Collected data:
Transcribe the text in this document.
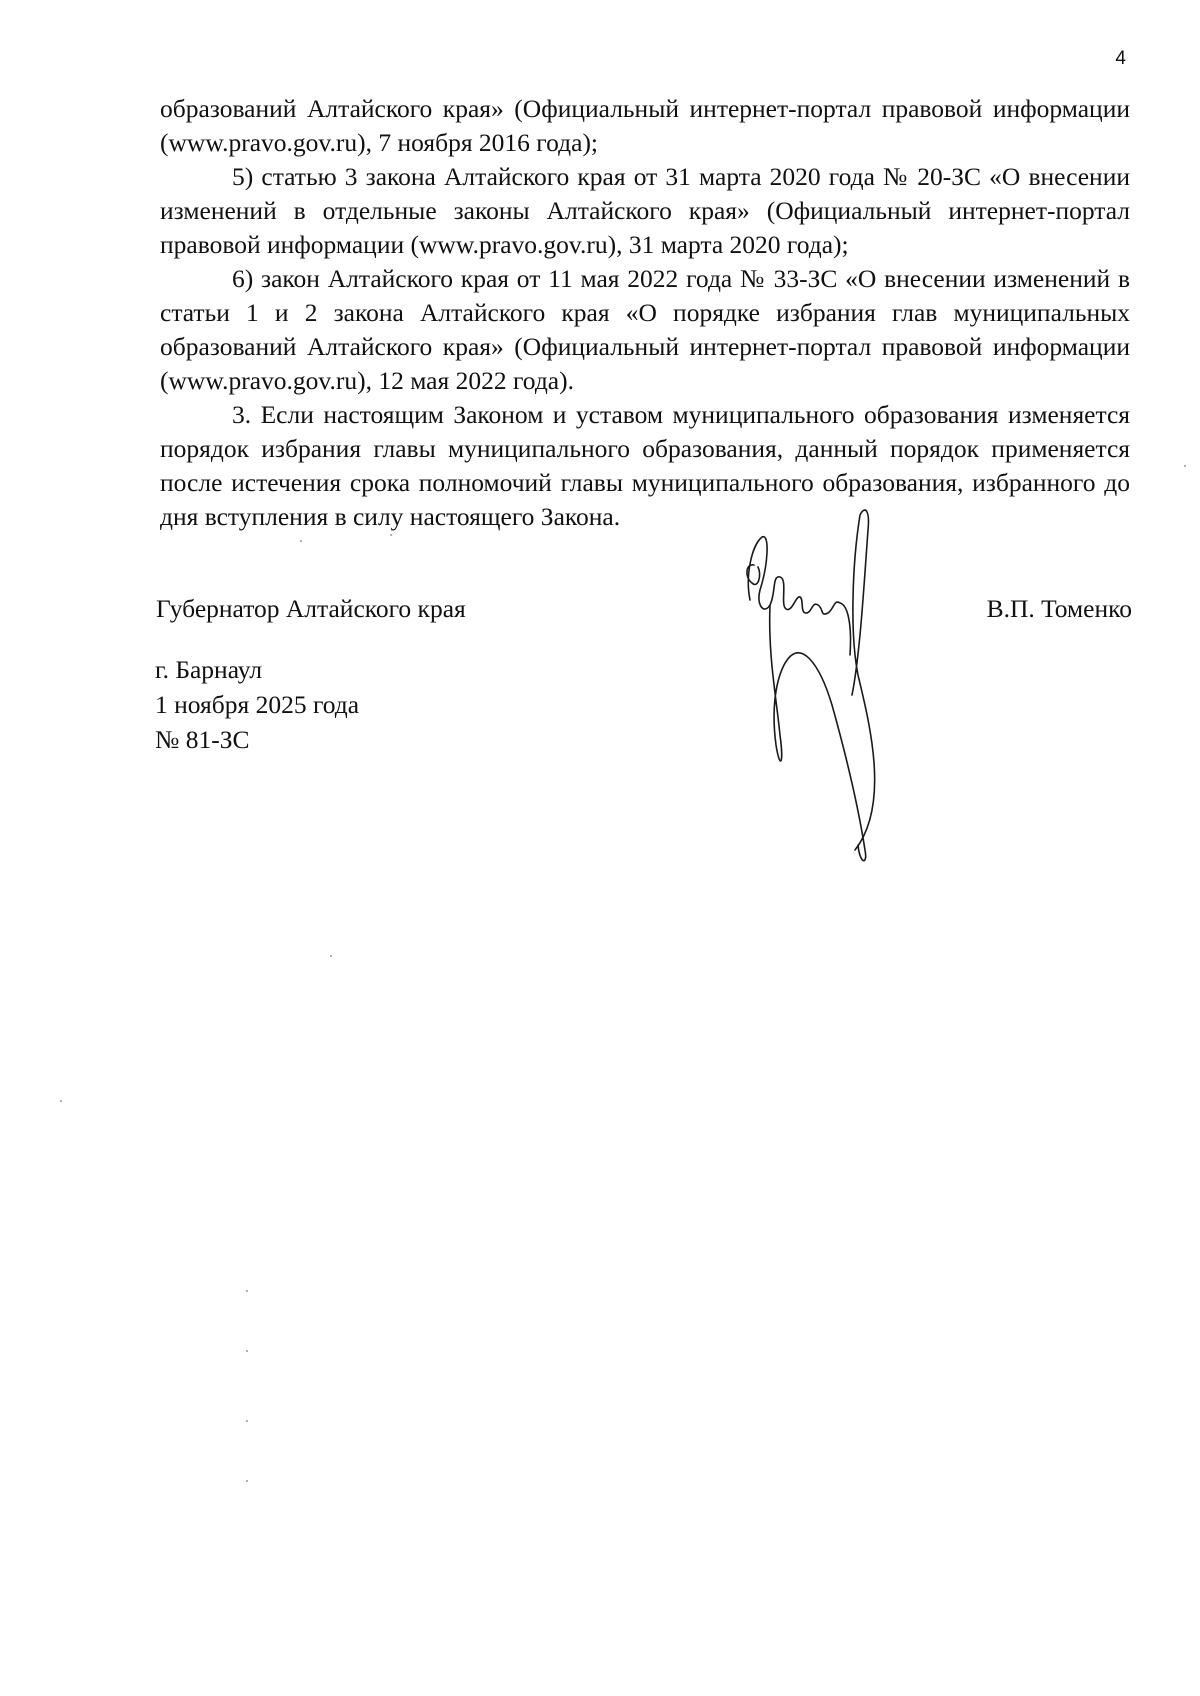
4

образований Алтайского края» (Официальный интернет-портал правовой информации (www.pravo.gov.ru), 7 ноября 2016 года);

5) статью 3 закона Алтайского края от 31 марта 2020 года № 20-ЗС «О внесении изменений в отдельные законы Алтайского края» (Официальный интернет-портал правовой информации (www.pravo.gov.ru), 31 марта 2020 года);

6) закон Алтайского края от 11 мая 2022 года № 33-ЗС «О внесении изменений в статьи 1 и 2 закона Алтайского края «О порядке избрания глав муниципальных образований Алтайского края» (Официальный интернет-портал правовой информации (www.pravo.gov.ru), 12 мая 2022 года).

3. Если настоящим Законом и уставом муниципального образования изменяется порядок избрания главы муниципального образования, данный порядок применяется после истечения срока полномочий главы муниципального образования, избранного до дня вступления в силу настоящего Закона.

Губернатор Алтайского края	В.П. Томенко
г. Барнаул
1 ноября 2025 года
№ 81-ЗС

...

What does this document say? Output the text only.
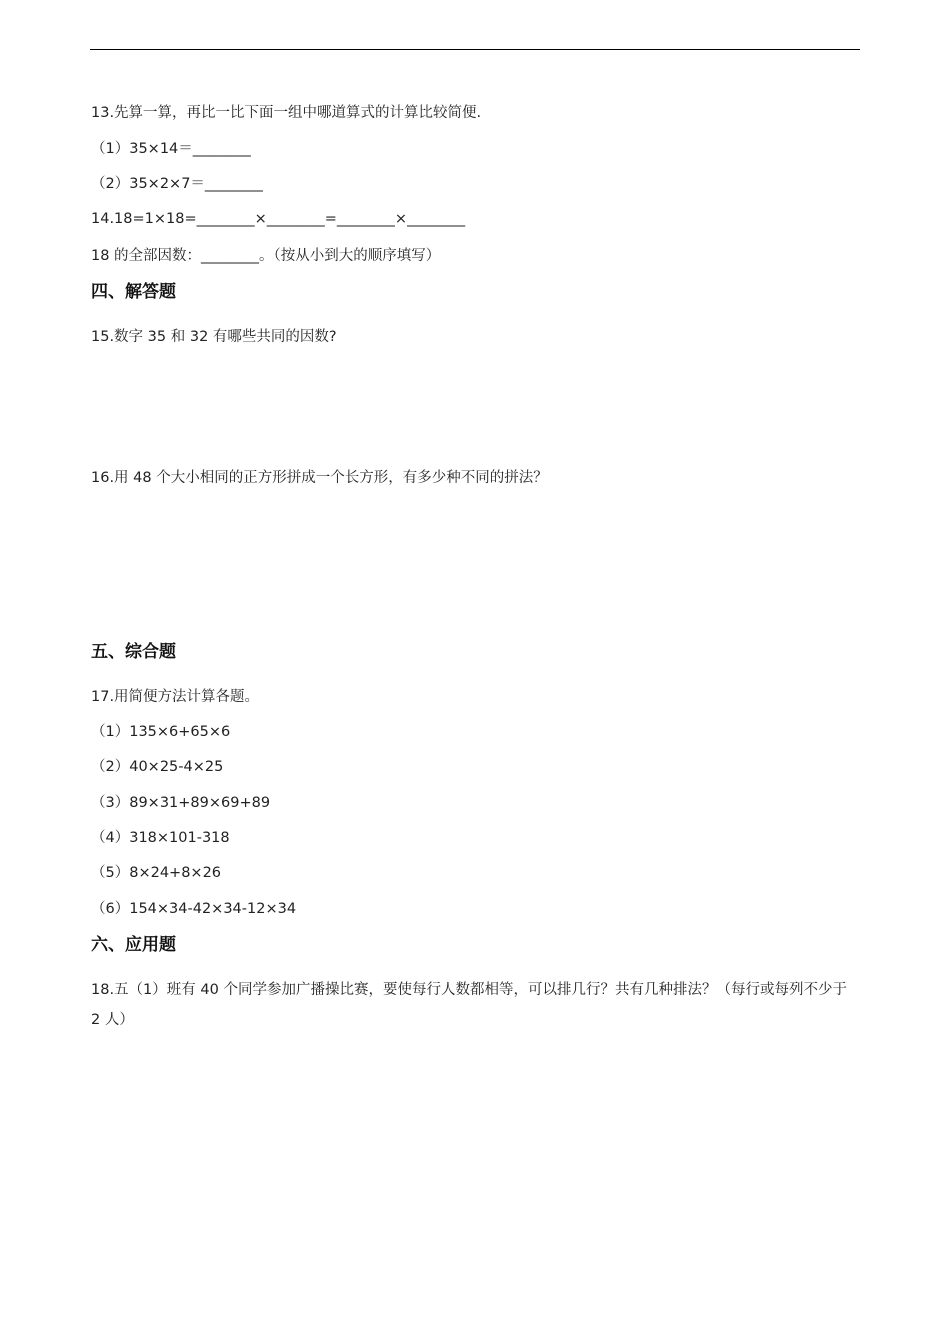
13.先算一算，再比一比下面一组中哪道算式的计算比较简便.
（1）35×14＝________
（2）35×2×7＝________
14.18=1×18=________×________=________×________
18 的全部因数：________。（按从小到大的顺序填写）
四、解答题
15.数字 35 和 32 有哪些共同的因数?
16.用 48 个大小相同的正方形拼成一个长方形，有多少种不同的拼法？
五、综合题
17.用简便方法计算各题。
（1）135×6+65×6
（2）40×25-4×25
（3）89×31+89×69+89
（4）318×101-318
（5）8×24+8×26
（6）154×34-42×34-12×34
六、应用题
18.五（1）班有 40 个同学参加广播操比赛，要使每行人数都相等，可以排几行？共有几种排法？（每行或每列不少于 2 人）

...

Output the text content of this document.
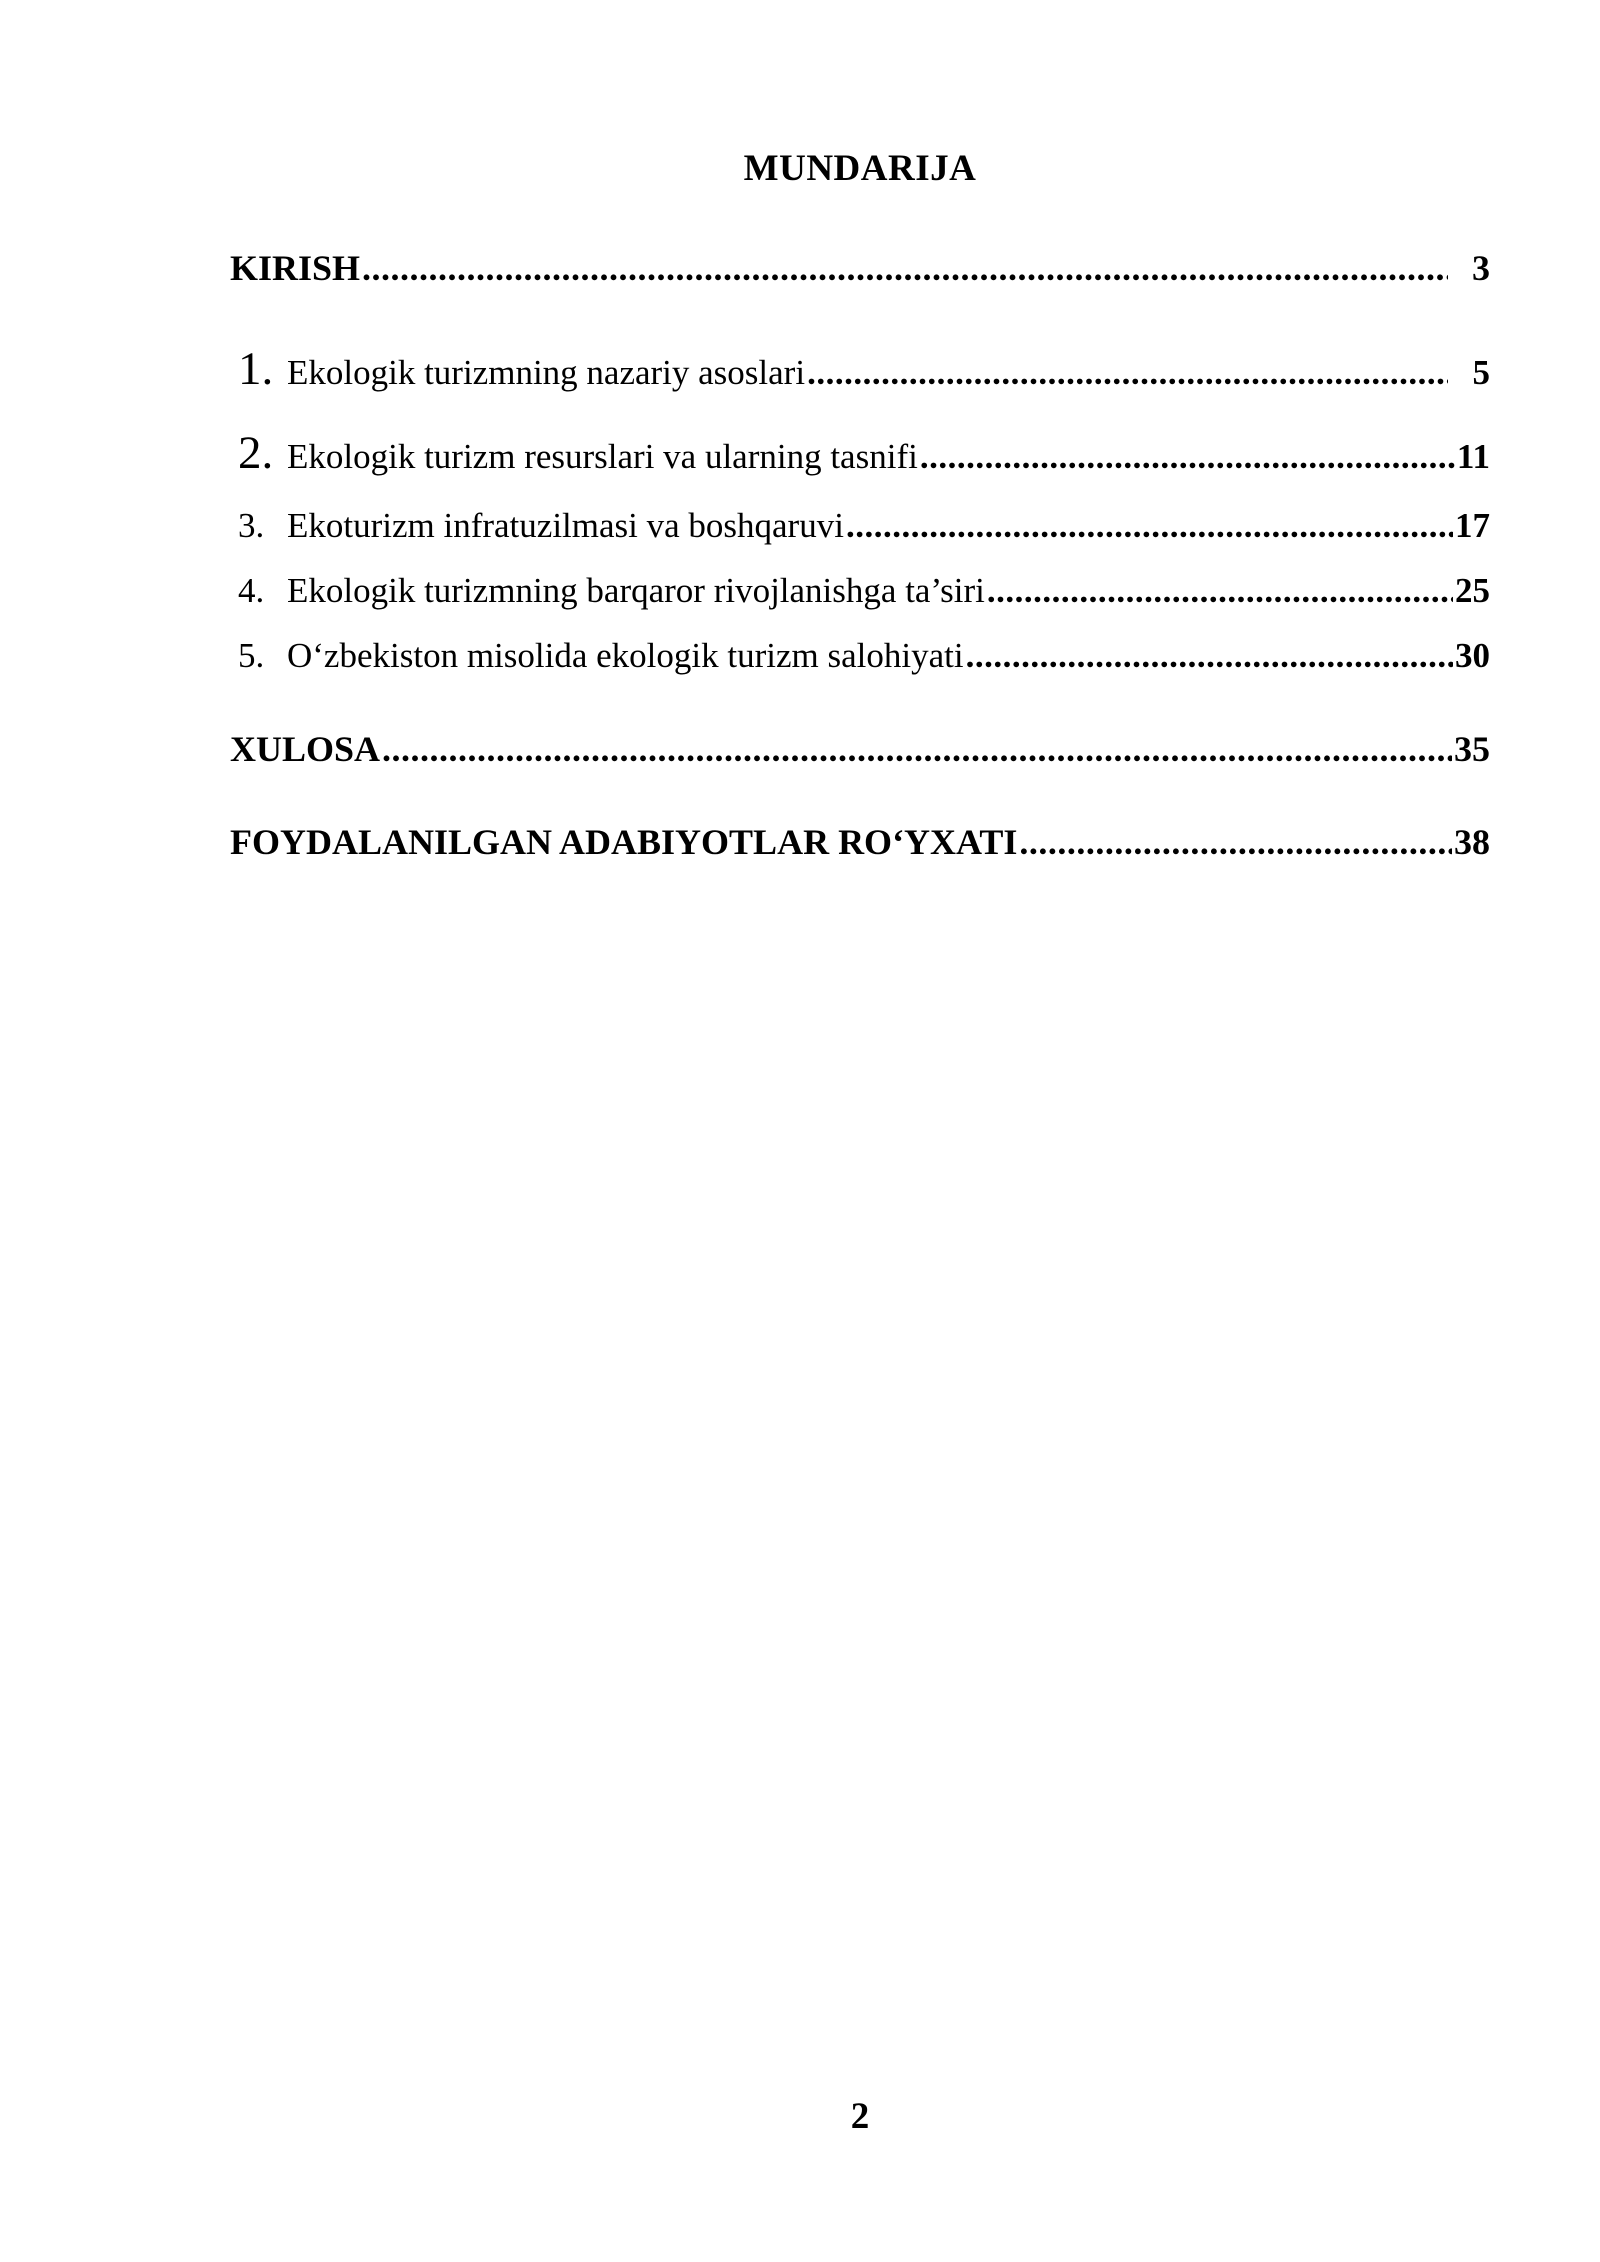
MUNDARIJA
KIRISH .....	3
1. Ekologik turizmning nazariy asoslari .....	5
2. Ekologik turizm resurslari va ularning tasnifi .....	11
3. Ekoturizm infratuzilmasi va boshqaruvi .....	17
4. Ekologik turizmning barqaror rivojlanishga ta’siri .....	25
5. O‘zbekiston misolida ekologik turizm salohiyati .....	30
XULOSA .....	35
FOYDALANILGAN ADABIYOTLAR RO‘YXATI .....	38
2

STATED PROBLEM: List the lines of the material in which the word "this" occurs.

RIGHT ANSWER:
Transcribe the text in this document.
What does this document say? Output the text only.
Output the text content of this document.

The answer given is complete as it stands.